• Page excerpt:

========

I do know. It bored me. I'm aware of the inmense wisdom of LvB, but I couldn't ever listened the piece to the end.


----------



## Ravndal (Jun 8, 2012)

Odnoposoff said:


> I do know. It bored me. I'm aware of the inmense wisdom of LvB, but I couldn't ever listened the piece to the end.


I agree. I feel it lacks the 'spark' and passion, most of his other sonatas got.


----------



## BurningDesire (Jul 15, 2012)

for awhile, this was the case for me and total serialist music like Boulez. I already enjoyed Webern and Schoenberg and Dallapiccola, but total serialism was very challenging because the continuity is almost non-existent in a perceivable way. But things like Boulez's piano sonatas have recently been growing on me  There's a sensuality to them, beyond the violence and brutality that is apparent on earlier listenings. Still is tough music though XD I generally prefer the older 12-tone composers, and ones who don't serialize everything (Schnittke, Schwanter, Crumb), because the music is more directly engaging, more connecting. Its kinda like comparing seeing some event on the news as opposed to being told it by a real human being who conveys their feelings about the event.

========

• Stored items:
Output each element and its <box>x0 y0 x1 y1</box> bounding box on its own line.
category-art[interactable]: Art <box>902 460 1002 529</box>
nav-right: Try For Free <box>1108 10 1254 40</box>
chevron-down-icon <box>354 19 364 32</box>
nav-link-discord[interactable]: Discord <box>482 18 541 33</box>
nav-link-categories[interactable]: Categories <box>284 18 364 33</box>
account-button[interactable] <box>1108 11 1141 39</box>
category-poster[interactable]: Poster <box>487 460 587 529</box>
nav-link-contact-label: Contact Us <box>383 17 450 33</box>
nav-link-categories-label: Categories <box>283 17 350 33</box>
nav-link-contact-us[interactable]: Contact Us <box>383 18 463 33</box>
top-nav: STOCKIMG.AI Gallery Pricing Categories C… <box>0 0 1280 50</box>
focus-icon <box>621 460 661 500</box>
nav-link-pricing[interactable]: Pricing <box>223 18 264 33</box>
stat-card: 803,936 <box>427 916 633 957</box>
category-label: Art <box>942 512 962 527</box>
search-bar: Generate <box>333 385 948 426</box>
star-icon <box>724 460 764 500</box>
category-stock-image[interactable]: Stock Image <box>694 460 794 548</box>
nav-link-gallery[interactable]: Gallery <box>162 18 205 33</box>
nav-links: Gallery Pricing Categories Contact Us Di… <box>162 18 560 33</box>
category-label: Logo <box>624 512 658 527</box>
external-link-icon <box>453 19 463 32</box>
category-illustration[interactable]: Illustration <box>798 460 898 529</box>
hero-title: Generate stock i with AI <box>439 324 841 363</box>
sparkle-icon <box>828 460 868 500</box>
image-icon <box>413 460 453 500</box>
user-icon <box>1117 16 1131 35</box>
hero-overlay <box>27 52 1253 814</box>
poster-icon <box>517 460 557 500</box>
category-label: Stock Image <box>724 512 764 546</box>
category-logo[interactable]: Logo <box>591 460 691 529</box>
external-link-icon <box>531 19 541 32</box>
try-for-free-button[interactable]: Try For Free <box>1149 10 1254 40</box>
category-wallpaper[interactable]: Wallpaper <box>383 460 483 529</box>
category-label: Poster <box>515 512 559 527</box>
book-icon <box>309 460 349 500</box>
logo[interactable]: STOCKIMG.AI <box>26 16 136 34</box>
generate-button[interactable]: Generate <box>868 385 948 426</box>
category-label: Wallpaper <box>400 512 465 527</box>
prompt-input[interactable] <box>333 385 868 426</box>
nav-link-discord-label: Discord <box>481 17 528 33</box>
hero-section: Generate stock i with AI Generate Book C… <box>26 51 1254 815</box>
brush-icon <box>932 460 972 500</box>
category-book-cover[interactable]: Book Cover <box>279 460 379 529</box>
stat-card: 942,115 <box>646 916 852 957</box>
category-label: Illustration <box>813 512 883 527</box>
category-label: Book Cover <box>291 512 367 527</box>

========

Copy out the entire forum thread word for word. Work only from the forum thread.

I do know. It bored me. I'm aware of the inmense wisdom of LvB, but I couldn't ever listened the piece to the end.


----------



## Ravndal (Jun 8, 2012)

Odnoposoff said:


> I do know. It bored me. I'm aware of the inmense wisdom of LvB, but I couldn't ever listened the piece to the end.


I agree. I feel it lacks the 'spark' and passion, most of his other sonatas got.


----------



## BurningDesire (Jul 15, 2012)

for awhile, this was the case for me and total serialist music like Boulez. I already enjoyed Webern and Schoenberg and Dallapiccola, but total serialism was very challenging because the continuity is almost non-existent in a perceivable way. But things like Boulez's piano sonatas have recently been growing on me  There's a sensuality to them, beyond the violence and brutality that is apparent on earlier listenings. Still is tough music though XD I generally prefer the older 12-tone composers, and ones who don't serialize everything (Schnittke, Schwanter, Crumb), because the music is more directly engaging, more connecting. Its kinda like comparing seeing some event on the news as opposed to being told it by a real human being who conveys their feelings about the event.